── Exercise material ──

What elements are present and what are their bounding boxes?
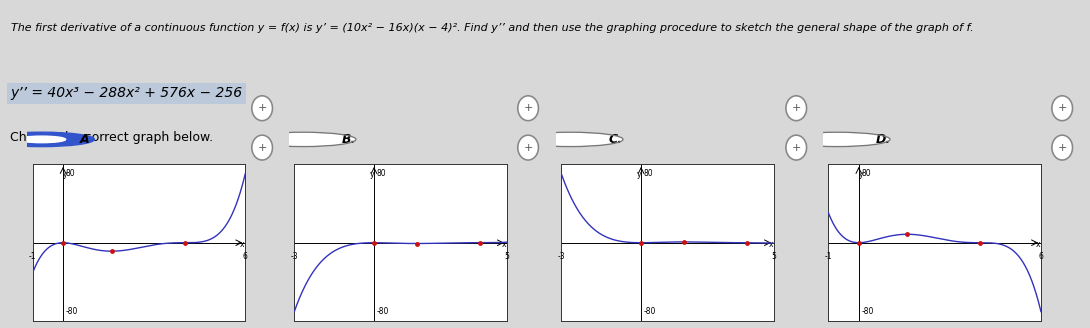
Text: +: + <box>257 103 267 113</box>
Text: +: + <box>791 103 801 113</box>
Circle shape <box>786 96 807 121</box>
Text: +: + <box>1057 103 1067 113</box>
Text: The first derivative of a continuous function y = f(x) is y’ = (10x² − 16x)(x − : The first derivative of a continuous fun… <box>11 23 973 33</box>
Text: C.: C. <box>608 133 622 146</box>
Text: -3: -3 <box>291 252 298 261</box>
Circle shape <box>0 132 95 147</box>
Circle shape <box>17 136 65 143</box>
Text: -80: -80 <box>643 307 655 317</box>
Text: D.: D. <box>875 133 891 146</box>
Text: x: x <box>501 240 507 249</box>
Circle shape <box>518 132 623 147</box>
Text: 80: 80 <box>861 169 871 178</box>
Circle shape <box>786 135 807 160</box>
Text: y: y <box>637 170 641 179</box>
Circle shape <box>1052 96 1073 121</box>
Text: +: + <box>1057 143 1067 153</box>
Text: -80: -80 <box>376 307 388 317</box>
Text: 6: 6 <box>1039 252 1043 261</box>
Circle shape <box>251 132 356 147</box>
Text: 5: 5 <box>772 252 776 261</box>
Text: -1: -1 <box>825 252 832 261</box>
Circle shape <box>1052 135 1073 160</box>
Text: -80: -80 <box>861 307 873 317</box>
Text: -1: -1 <box>29 252 36 261</box>
Text: Choose the correct graph below.: Choose the correct graph below. <box>11 131 214 144</box>
Text: -80: -80 <box>65 307 77 317</box>
Text: -3: -3 <box>558 252 565 261</box>
Text: 80: 80 <box>376 169 386 178</box>
Text: x: x <box>1036 240 1040 249</box>
Text: y: y <box>370 170 374 179</box>
Text: B.: B. <box>341 133 355 146</box>
Text: x: x <box>768 240 774 249</box>
Text: 80: 80 <box>643 169 653 178</box>
Text: 5: 5 <box>505 252 509 261</box>
Text: +: + <box>257 143 267 153</box>
Text: A: A <box>80 133 89 146</box>
Circle shape <box>252 135 272 160</box>
Text: x: x <box>240 240 244 249</box>
Text: +: + <box>523 143 533 153</box>
Text: y’’ = 40x³ − 288x² + 576x − 256: y’’ = 40x³ − 288x² + 576x − 256 <box>11 87 242 100</box>
Text: +: + <box>523 103 533 113</box>
Text: 80: 80 <box>65 169 75 178</box>
Text: +: + <box>791 143 801 153</box>
Text: y: y <box>63 170 68 179</box>
Circle shape <box>518 96 538 121</box>
Circle shape <box>252 96 272 121</box>
Circle shape <box>785 132 891 147</box>
Circle shape <box>518 135 538 160</box>
Text: y: y <box>859 170 863 179</box>
Text: 6: 6 <box>243 252 247 261</box>
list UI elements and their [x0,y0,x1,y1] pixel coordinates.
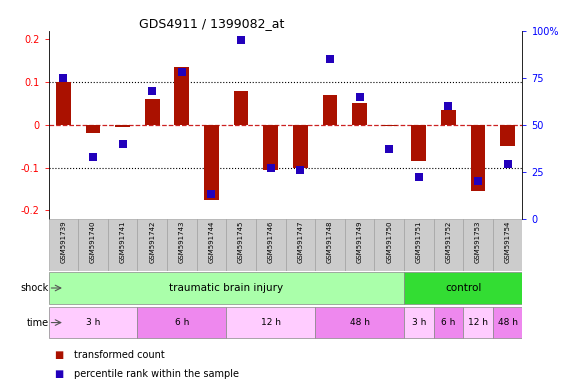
Bar [323,95,337,125]
Bar [315,219,345,271]
Bar [226,219,256,271]
Point [148,88,157,94]
Text: 12 h: 12 h [468,318,488,327]
Text: GSM591744: GSM591744 [208,220,215,263]
Bar [226,307,315,338]
Bar [404,273,522,303]
Point [177,69,186,75]
Bar [49,273,404,303]
Point [207,191,216,197]
Point [503,161,512,167]
Bar [196,219,226,271]
Bar [375,219,404,271]
Text: GSM591752: GSM591752 [445,220,452,263]
Text: ■: ■ [54,369,63,379]
Text: 48 h: 48 h [498,318,518,327]
Text: 6 h: 6 h [175,318,189,327]
Text: control: control [445,283,481,293]
Text: shock: shock [21,283,49,293]
Text: GSM591754: GSM591754 [505,220,510,263]
Bar [463,307,493,338]
Bar [234,91,248,125]
Bar [493,307,522,338]
Bar [256,219,286,271]
Text: traumatic brain injury: traumatic brain injury [169,283,283,293]
Text: percentile rank within the sample: percentile rank within the sample [74,369,239,379]
Text: time: time [26,318,49,328]
Text: GSM591741: GSM591741 [119,220,126,263]
Bar [433,219,463,271]
Bar [500,125,515,146]
Point [355,93,364,99]
Text: transformed count: transformed count [74,350,165,360]
Bar [463,219,493,271]
Point [118,141,127,147]
Text: 6 h: 6 h [441,318,456,327]
Point [444,103,453,109]
Bar [411,125,426,161]
Bar [493,219,522,271]
Point [266,165,275,171]
Text: GSM591742: GSM591742 [149,220,155,263]
Point [473,178,482,184]
Bar [352,103,367,125]
Bar [138,219,167,271]
Bar [204,125,219,200]
Bar [145,99,160,125]
Text: 48 h: 48 h [349,318,369,327]
Bar [49,219,78,271]
Text: 3 h: 3 h [86,318,100,327]
Bar [86,125,100,133]
Point [59,74,68,81]
Bar [115,125,130,127]
Point [236,37,246,43]
Bar [433,307,463,338]
Text: GSM591740: GSM591740 [90,220,96,263]
Bar [108,219,138,271]
Text: GSM591743: GSM591743 [179,220,185,263]
Bar [78,219,108,271]
Bar [293,125,308,169]
Point [325,56,335,62]
Bar [56,82,71,125]
Bar [263,125,278,170]
Point [89,154,98,160]
Text: GSM591751: GSM591751 [416,220,422,263]
Bar [315,307,404,338]
Text: 12 h: 12 h [261,318,281,327]
Bar [441,110,456,125]
Text: GSM591745: GSM591745 [238,220,244,263]
Text: ■: ■ [54,350,63,360]
Bar [138,307,226,338]
Bar [167,219,196,271]
Bar [471,125,485,191]
Text: 3 h: 3 h [412,318,426,327]
Bar [404,219,433,271]
Bar [382,125,397,126]
Text: GDS4911 / 1399082_at: GDS4911 / 1399082_at [139,17,284,30]
Point [414,174,423,180]
Bar [345,219,375,271]
Point [385,146,394,152]
Text: GSM591739: GSM591739 [61,220,66,263]
Text: GSM591750: GSM591750 [386,220,392,263]
Bar [174,67,189,125]
Point [296,167,305,173]
Bar [404,307,433,338]
Bar [286,219,315,271]
Text: GSM591753: GSM591753 [475,220,481,263]
Text: GSM591746: GSM591746 [268,220,274,263]
Text: GSM591749: GSM591749 [356,220,363,263]
Bar [49,307,138,338]
Text: GSM591747: GSM591747 [297,220,303,263]
Text: GSM591748: GSM591748 [327,220,333,263]
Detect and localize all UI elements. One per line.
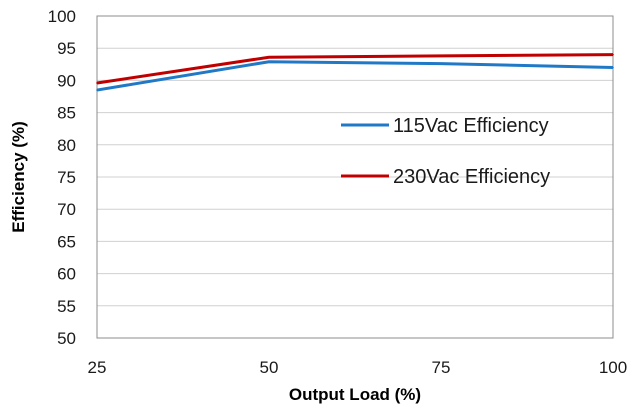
series-line-1 bbox=[96, 60, 614, 92]
legend: 115Vac Efficiency 230Vac Efficiency bbox=[341, 115, 550, 188]
data-point bbox=[96, 82, 98, 84]
y-tick-label: 60 bbox=[57, 265, 76, 284]
y-axis-ticks: 100 95 90 85 80 75 70 65 60 55 50 bbox=[48, 7, 76, 348]
data-point bbox=[440, 55, 442, 57]
x-axis-title: Output Load (%) bbox=[289, 385, 421, 404]
data-point bbox=[268, 60, 270, 63]
y-tick-label: 75 bbox=[57, 168, 76, 187]
legend-label-2: 230Vac Efficiency bbox=[393, 166, 550, 188]
y-tick-label: 95 bbox=[57, 39, 76, 58]
series-line-2 bbox=[96, 53, 614, 85]
series-lines bbox=[96, 53, 614, 92]
data-point bbox=[440, 62, 442, 65]
y-tick-label: 55 bbox=[57, 297, 76, 316]
y-tick-label: 100 bbox=[48, 7, 76, 26]
x-axis-ticks: 25 50 75 100 bbox=[88, 358, 628, 377]
y-tick-label: 50 bbox=[57, 329, 76, 348]
data-point bbox=[612, 53, 614, 56]
y-tick-label: 85 bbox=[57, 104, 76, 123]
data-point bbox=[268, 56, 270, 59]
x-tick-label: 75 bbox=[432, 358, 451, 377]
y-tick-label: 70 bbox=[57, 200, 76, 219]
x-tick-label: 100 bbox=[599, 358, 627, 377]
plot-area-frame bbox=[96, 15, 614, 339]
x-tick-label: 50 bbox=[260, 358, 279, 377]
y-tick-label: 80 bbox=[57, 136, 76, 155]
data-point bbox=[96, 89, 98, 91]
y-axis-title: Efficiency (%) bbox=[9, 121, 28, 232]
x-tick-label: 25 bbox=[88, 358, 107, 377]
legend-label-1: 115Vac Efficiency bbox=[393, 115, 549, 137]
y-tick-label: 65 bbox=[57, 232, 76, 251]
y-tick-label: 90 bbox=[57, 71, 76, 90]
data-point bbox=[612, 66, 614, 69]
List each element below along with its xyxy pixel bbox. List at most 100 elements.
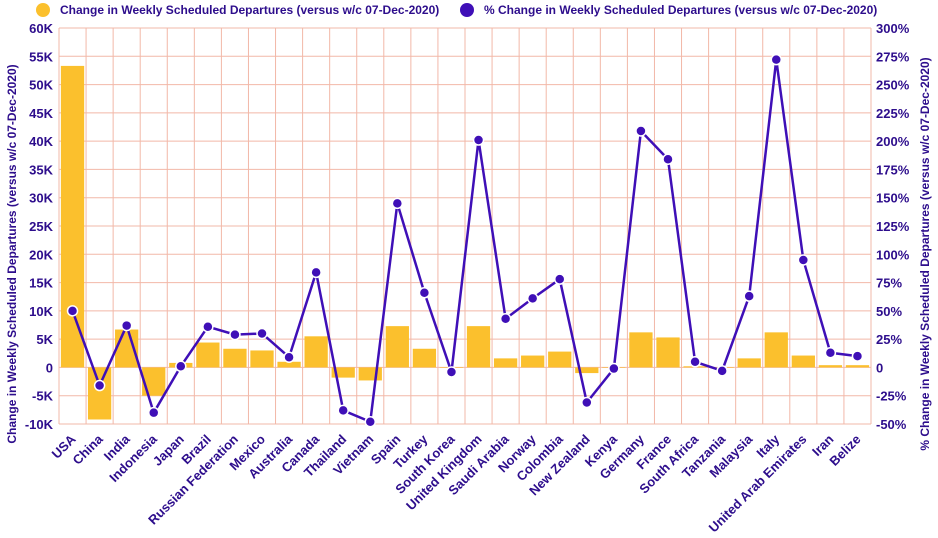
line-point-8 — [283, 351, 295, 363]
y-right-tick-label: 150% — [876, 191, 910, 206]
y-right-tick-label: 225% — [876, 106, 910, 121]
line-point-0 — [66, 305, 79, 317]
legend-marker-bar-series — [36, 3, 50, 17]
line-point-12 — [391, 197, 404, 210]
y-left-tick-label: 35K — [29, 162, 53, 177]
bar-series — [60, 65, 870, 420]
y-left-tick-label: 45K — [29, 106, 53, 121]
line-point-22 — [662, 153, 674, 165]
bar-16 — [493, 358, 518, 368]
bar-25 — [737, 358, 761, 368]
line-point-3 — [147, 406, 160, 419]
y-right-tick-label: 0 — [876, 360, 883, 375]
legend-label-bar-series: Change in Weekly Scheduled Departures (v… — [60, 3, 439, 17]
y-right-tick-label: 275% — [876, 49, 910, 64]
line-point-18 — [553, 273, 566, 285]
bar-17 — [521, 355, 545, 368]
bar-1 — [87, 367, 112, 420]
y-right-tick-label: 25% — [876, 332, 902, 347]
legend-label-line-series: % Change in Weekly Scheduled Departures … — [484, 3, 877, 17]
line-point-5 — [202, 320, 214, 333]
bar-12 — [385, 326, 409, 368]
y-axis-right: -50% -25% 0 25% 50% 75% 100% 125% 150% 175% 200% 22… — [876, 21, 910, 432]
line-point-16 — [499, 313, 512, 325]
y-left-tick-label: 25K — [29, 219, 53, 234]
y-left-tick-label: 10K — [29, 304, 53, 319]
y-left-tick-label: 30K — [29, 191, 53, 206]
line-point-19 — [581, 396, 593, 409]
line-point-17 — [526, 292, 539, 305]
line-point-21 — [635, 125, 647, 137]
line-point-10 — [337, 404, 349, 417]
y-right-tick-label: 100% — [876, 247, 910, 262]
y-left-tick-label: 20K — [29, 247, 53, 262]
y-right-tick-label: -25% — [876, 389, 907, 404]
legend-marker-line-series — [460, 3, 474, 17]
bar-3 — [142, 367, 166, 396]
x-axis: USAChinaIndiaIndonesiaJapanBrazilRussian… — [49, 431, 864, 535]
line-point-6 — [229, 328, 241, 341]
bar-6 — [223, 348, 247, 368]
x-tick-label: Japan — [150, 431, 187, 468]
bar-22 — [656, 337, 680, 368]
y-axis-left-title: Change in Weekly Scheduled Departures (v… — [5, 64, 19, 443]
x-tick-label: Belize — [826, 432, 863, 469]
gridlines — [58, 27, 872, 425]
line-point-4 — [175, 360, 187, 373]
line-point-26 — [770, 53, 783, 66]
y-left-tick-label: -5K — [32, 389, 54, 404]
y-axis-left: -10K -5K 0 5K 10K 15K 20K 25K 30K 35K 40K 45K 50K 55K… — [25, 21, 54, 432]
bar-18 — [548, 351, 572, 368]
y-right-tick-label: 175% — [876, 162, 910, 177]
y-right-tick-label: 250% — [876, 78, 910, 93]
bar-7 — [250, 350, 274, 368]
line-point-23 — [689, 356, 701, 368]
line-point-13 — [418, 287, 431, 299]
line-point-9 — [310, 266, 322, 279]
line-point-20 — [608, 362, 620, 375]
y-left-tick-label: 40K — [29, 134, 53, 149]
y-left-tick-label: 50K — [29, 78, 53, 93]
bar-8 — [277, 361, 301, 368]
y-axis-right-title: % Change in Weekly Scheduled Departures … — [918, 57, 932, 450]
bar-19 — [575, 367, 599, 374]
line-point-29 — [851, 350, 864, 362]
bar-27 — [791, 355, 815, 368]
bar-11 — [358, 367, 382, 381]
bar-13 — [412, 348, 437, 368]
bar-5 — [196, 342, 220, 368]
x-tick-label: China — [70, 431, 107, 468]
line-point-25 — [743, 290, 755, 302]
y-left-tick-label: 5K — [36, 332, 53, 347]
line-point-24 — [716, 365, 728, 377]
bar-10 — [331, 367, 355, 378]
line-point-15 — [472, 134, 485, 146]
y-right-tick-label: 50% — [876, 304, 902, 319]
line-point-2 — [120, 319, 133, 332]
line-point-14 — [445, 366, 458, 378]
bar-9 — [304, 336, 328, 368]
y-left-tick-label: 60K — [29, 21, 53, 36]
y-right-tick-label: 125% — [876, 219, 910, 234]
y-left-tick-label: 55K — [29, 49, 53, 64]
line-path — [71, 58, 858, 423]
line-point-7 — [256, 327, 268, 340]
y-right-tick-label: 300% — [876, 21, 910, 36]
y-left-tick-label: 15K — [29, 276, 53, 291]
y-left-tick-label: 0 — [46, 360, 53, 375]
y-right-tick-label: -50% — [876, 417, 907, 432]
bar-15 — [466, 326, 491, 368]
bar-26 — [764, 332, 788, 368]
line-series — [66, 53, 864, 428]
line-point-1 — [93, 379, 106, 392]
bar-29 — [845, 365, 870, 368]
bar-0 — [60, 65, 85, 368]
bar-28 — [818, 365, 843, 368]
line-point-27 — [797, 254, 810, 266]
legend: Change in Weekly Scheduled Departures (v… — [36, 3, 877, 17]
bar-21 — [629, 332, 653, 368]
y-right-tick-label: 200% — [876, 134, 910, 149]
y-right-tick-label: 75% — [876, 276, 902, 291]
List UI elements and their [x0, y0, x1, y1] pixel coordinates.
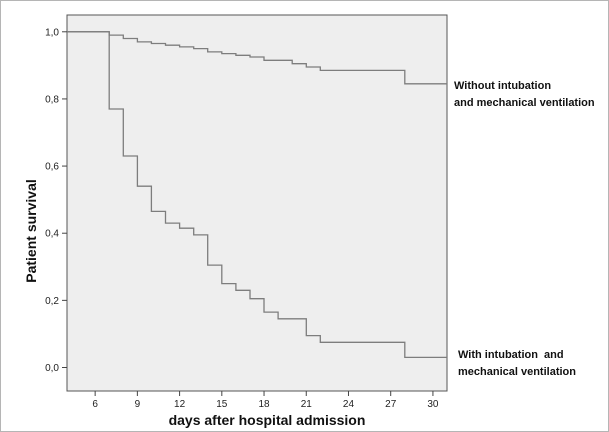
y-tick-label: 0,4 [45, 229, 59, 240]
x-tick-label: 18 [258, 399, 270, 410]
x-tick-label: 27 [385, 399, 397, 410]
y-axis: 0,0 0,2 0,4 0,6 0,8 1,0 [45, 27, 67, 374]
series-labels: Without intubation and mechanical ventila… [454, 80, 595, 378]
survival-curve-without-intubation [67, 31, 447, 85]
series-label-without-intubation-line-2: and mechanical ventilation [454, 97, 595, 109]
y-tick-label: 0,8 [45, 94, 59, 105]
plot-area [66, 14, 448, 392]
x-tick-label: 12 [174, 399, 186, 410]
x-axis-title: days after hospital admission [169, 412, 366, 428]
series-label-with-intubation-line-1: With intubation and [458, 349, 564, 361]
x-tick-label: 24 [343, 399, 355, 410]
series-label-without-intubation-line-1: Without intubation [454, 80, 551, 92]
x-axis: 6 9 12 15 18 21 24 27 30 [92, 391, 439, 410]
x-tick-label: 21 [301, 399, 313, 410]
x-tick-label: 9 [135, 399, 141, 410]
survival-curve-with-intubation [67, 31, 447, 359]
y-tick-label: 1,0 [45, 27, 59, 38]
y-tick-label: 0,6 [45, 162, 59, 173]
y-tick-label: 0,0 [45, 363, 59, 374]
x-tick-label: 6 [92, 399, 98, 410]
y-tick-label: 0,2 [45, 296, 59, 307]
series-label-with-intubation-line-2: mechanical ventilation [458, 366, 576, 378]
x-tick-label: 30 [427, 399, 439, 410]
y-axis-title: Patient survival [23, 179, 39, 283]
survival-curves [67, 31, 447, 359]
x-tick-label: 15 [216, 399, 228, 410]
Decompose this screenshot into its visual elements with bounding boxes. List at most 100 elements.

───

What you should do >> Reproduce the stretch of data from the line containing "y-tick-label: 0,4 [45, 229, 59, 240]" through the line containing "survival-curve-without-intubation [67, 31, 447, 85]", substituting "x-axis-tick" for "x-tick-label" and keeping everything else the same. Return only those lines.

Solution for this exercise >>
y-tick-label: 0,4 [45, 229, 59, 240]
x-axis-tick: 18 [258, 399, 270, 410]
x-axis-tick: 27 [385, 399, 397, 410]
y-axis: 0,0 0,2 0,4 0,6 0,8 1,0 [45, 27, 67, 374]
series-labels: Without intubation and mechanical ventila… [454, 80, 595, 378]
survival-curve-without-intubation [67, 31, 447, 85]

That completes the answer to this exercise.